Data lines.
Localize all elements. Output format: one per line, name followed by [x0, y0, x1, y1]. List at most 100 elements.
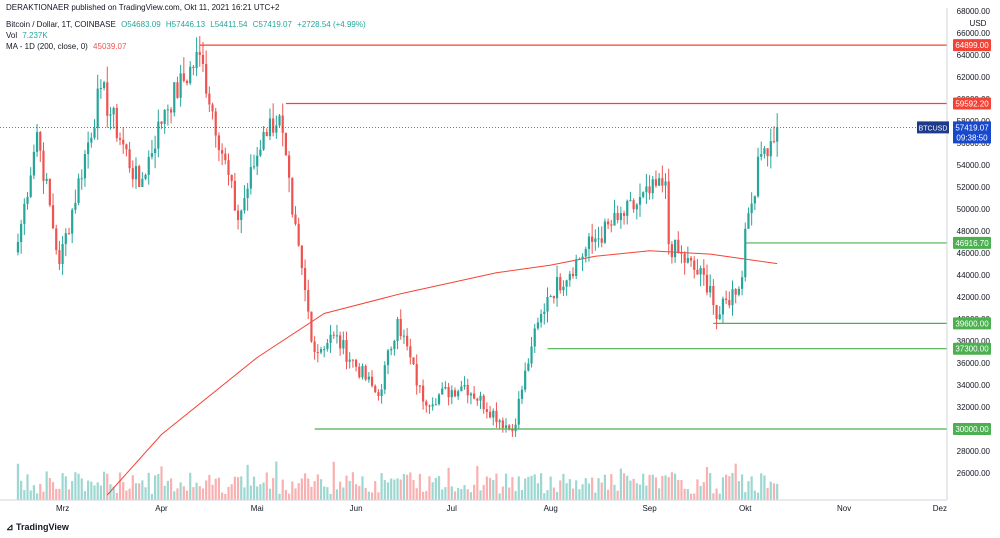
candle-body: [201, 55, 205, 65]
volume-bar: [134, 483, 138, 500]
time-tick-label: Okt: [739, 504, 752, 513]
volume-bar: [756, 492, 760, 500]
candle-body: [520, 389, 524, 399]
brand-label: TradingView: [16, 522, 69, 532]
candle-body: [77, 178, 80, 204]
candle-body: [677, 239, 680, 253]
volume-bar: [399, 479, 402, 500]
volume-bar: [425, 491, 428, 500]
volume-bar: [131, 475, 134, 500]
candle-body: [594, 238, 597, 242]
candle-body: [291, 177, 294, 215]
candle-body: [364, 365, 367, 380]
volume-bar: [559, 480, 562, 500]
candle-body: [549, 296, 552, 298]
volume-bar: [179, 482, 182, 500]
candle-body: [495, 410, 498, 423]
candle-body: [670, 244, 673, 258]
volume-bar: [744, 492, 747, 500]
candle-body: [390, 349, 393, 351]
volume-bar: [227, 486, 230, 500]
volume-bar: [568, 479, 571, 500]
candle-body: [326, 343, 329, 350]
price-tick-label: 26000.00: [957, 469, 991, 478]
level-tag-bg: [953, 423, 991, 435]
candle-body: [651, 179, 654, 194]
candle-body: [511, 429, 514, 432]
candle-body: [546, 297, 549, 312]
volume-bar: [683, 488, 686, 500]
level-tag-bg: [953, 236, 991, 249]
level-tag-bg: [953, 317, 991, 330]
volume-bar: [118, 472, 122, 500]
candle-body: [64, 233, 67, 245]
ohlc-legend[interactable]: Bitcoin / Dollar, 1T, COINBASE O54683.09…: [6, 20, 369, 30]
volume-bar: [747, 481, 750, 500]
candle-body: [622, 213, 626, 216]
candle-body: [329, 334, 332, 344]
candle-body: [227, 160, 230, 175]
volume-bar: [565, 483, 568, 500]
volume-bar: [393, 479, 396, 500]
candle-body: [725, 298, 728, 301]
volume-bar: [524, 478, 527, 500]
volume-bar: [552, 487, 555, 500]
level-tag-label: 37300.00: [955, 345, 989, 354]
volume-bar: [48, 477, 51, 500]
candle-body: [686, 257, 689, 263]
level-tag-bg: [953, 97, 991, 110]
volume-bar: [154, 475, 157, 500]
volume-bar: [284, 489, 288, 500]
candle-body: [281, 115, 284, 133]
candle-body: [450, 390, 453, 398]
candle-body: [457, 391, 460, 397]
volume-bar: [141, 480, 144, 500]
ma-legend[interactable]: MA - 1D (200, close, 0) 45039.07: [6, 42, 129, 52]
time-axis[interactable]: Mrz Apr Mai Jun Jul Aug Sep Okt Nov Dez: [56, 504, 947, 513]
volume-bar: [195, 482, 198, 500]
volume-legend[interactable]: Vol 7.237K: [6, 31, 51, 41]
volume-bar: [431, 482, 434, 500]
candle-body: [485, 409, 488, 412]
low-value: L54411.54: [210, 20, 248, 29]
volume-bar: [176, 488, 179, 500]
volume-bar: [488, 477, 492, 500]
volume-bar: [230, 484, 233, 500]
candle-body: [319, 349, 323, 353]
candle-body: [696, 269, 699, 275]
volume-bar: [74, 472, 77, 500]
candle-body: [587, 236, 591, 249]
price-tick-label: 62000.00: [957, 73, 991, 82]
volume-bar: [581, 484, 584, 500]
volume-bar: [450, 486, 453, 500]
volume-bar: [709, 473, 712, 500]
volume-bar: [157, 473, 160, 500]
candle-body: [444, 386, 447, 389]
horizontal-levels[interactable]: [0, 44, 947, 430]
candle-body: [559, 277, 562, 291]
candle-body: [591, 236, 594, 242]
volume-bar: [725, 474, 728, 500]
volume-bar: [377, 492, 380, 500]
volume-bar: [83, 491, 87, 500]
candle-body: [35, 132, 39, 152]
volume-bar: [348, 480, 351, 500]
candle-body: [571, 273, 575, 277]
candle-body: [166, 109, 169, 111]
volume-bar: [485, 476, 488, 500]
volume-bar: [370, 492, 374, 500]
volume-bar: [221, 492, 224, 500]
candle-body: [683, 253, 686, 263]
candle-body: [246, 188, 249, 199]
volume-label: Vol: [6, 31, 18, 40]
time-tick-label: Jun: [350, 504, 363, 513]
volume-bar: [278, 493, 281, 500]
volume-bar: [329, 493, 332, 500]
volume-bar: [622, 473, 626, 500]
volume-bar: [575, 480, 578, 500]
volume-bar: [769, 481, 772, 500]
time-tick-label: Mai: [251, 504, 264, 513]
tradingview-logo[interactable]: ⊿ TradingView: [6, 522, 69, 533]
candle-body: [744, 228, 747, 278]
--
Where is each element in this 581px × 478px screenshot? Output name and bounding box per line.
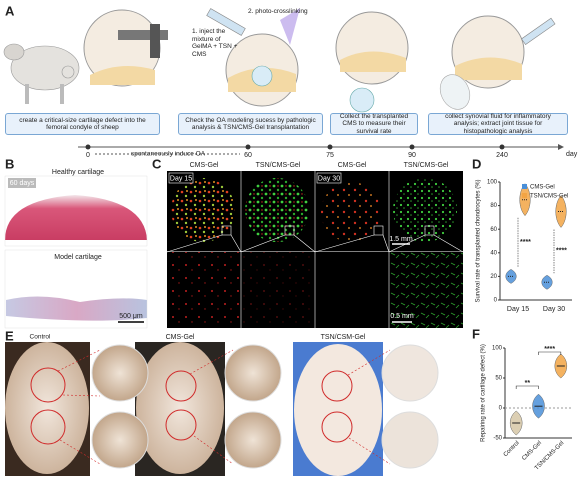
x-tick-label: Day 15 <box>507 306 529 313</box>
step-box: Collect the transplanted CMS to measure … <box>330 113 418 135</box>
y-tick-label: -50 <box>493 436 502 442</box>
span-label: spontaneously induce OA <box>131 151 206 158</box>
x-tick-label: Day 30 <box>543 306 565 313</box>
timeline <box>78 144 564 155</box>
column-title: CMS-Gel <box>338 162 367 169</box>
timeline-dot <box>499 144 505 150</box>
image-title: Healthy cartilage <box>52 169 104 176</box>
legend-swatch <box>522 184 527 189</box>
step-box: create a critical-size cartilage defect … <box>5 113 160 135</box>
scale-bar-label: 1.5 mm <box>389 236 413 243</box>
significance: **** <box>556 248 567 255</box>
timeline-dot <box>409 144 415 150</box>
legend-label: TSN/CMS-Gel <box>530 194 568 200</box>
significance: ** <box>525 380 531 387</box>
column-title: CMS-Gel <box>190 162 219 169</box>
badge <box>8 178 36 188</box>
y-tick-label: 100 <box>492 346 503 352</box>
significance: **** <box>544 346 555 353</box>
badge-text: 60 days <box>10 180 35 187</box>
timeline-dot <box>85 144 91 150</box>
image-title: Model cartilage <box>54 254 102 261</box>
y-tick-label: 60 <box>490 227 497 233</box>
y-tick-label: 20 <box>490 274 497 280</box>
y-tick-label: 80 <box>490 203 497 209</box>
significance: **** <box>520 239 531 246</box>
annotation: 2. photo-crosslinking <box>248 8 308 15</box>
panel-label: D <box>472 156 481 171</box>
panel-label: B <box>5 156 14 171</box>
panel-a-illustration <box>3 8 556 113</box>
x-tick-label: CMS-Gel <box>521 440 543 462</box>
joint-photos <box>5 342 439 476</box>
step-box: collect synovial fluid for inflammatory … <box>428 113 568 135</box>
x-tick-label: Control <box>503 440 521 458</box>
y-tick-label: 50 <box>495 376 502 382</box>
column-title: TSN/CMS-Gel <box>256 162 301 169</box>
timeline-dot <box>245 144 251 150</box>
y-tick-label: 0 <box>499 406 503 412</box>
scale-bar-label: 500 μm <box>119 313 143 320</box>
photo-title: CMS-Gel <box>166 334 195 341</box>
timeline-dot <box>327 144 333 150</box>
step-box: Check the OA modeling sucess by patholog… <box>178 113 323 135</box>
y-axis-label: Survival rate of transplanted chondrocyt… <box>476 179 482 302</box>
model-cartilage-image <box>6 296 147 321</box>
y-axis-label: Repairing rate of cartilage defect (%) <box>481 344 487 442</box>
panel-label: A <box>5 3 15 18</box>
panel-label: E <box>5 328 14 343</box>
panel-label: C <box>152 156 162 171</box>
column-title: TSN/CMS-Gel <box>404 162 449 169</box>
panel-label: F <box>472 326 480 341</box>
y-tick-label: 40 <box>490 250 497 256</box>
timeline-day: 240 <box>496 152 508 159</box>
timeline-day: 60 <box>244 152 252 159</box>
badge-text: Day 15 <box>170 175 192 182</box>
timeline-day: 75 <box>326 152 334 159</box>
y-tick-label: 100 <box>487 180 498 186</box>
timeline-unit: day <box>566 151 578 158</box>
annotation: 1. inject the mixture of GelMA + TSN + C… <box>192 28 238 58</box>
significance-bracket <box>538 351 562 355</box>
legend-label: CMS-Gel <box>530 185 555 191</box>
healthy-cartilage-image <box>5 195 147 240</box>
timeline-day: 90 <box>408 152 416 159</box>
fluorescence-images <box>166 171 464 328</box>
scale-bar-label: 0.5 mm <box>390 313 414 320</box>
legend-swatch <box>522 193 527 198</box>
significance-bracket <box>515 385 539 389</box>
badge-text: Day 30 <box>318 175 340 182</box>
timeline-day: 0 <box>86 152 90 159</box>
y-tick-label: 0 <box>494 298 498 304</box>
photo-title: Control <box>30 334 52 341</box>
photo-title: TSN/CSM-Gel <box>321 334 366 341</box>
==
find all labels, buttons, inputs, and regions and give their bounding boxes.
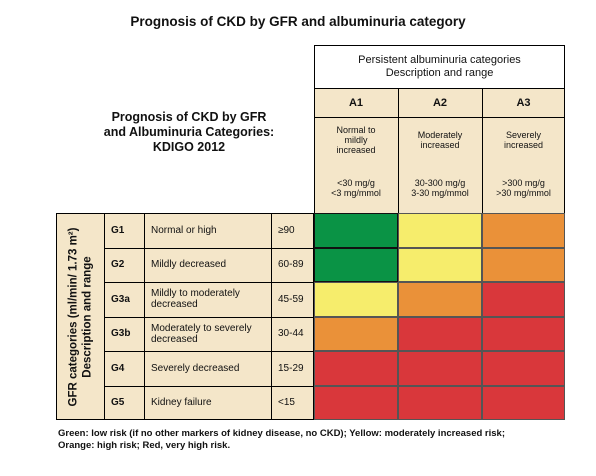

What is needed.
Retype the items that begin at the line containing "Localize all elements." and stop after the line containing "volume-bar: [524, 478, 527, 500]", with both of those lines included. Leave the pictures out of your answer.

Result for this exercise.
Localize all elements. Output format: one per line, name followed by [x0, y0, x1, y1]. List at most 100 elements.
candle-body: [201, 55, 205, 65]
volume-bar: [134, 483, 138, 500]
time-tick-label: Okt: [739, 504, 752, 513]
volume-bar: [756, 492, 760, 500]
candle-body: [520, 389, 524, 399]
brand-label: TradingView: [16, 522, 69, 532]
candle-body: [77, 178, 80, 204]
candle-body: [677, 239, 680, 253]
volume-bar: [399, 479, 402, 500]
volume-bar: [425, 491, 428, 500]
volume-bar: [131, 475, 134, 500]
candle-body: [594, 238, 597, 242]
candle-body: [291, 177, 294, 215]
candle-body: [364, 365, 367, 380]
volume-bar: [559, 480, 562, 500]
candle-body: [549, 296, 552, 298]
volume-bar: [179, 482, 182, 500]
candle-body: [495, 410, 498, 423]
candle-body: [670, 244, 673, 258]
volume-bar: [744, 492, 747, 500]
candle-body: [390, 349, 393, 351]
volume-bar: [227, 486, 230, 500]
volume-bar: [568, 479, 571, 500]
candle-body: [326, 343, 329, 350]
price-tick-label: 26000.00: [957, 469, 991, 478]
level-tag-bg: [953, 423, 991, 435]
candle-body: [651, 179, 654, 194]
candle-body: [511, 429, 514, 432]
candle-body: [546, 297, 549, 312]
volume-bar: [683, 488, 686, 500]
level-tag-bg: [953, 236, 991, 249]
level-tag-bg: [953, 317, 991, 330]
volume-bar: [118, 472, 122, 500]
candle-body: [64, 233, 67, 245]
ohlc-legend[interactable]: Bitcoin / Dollar, 1T, COINBASE O54683.09…: [6, 20, 369, 30]
volume-bar: [747, 481, 750, 500]
candle-body: [622, 213, 626, 216]
candle-body: [329, 334, 332, 344]
candle-body: [227, 160, 230, 175]
volume-bar: [565, 483, 568, 500]
volume-bar: [393, 479, 396, 500]
candle-body: [725, 298, 728, 301]
volume-bar: [524, 478, 527, 500]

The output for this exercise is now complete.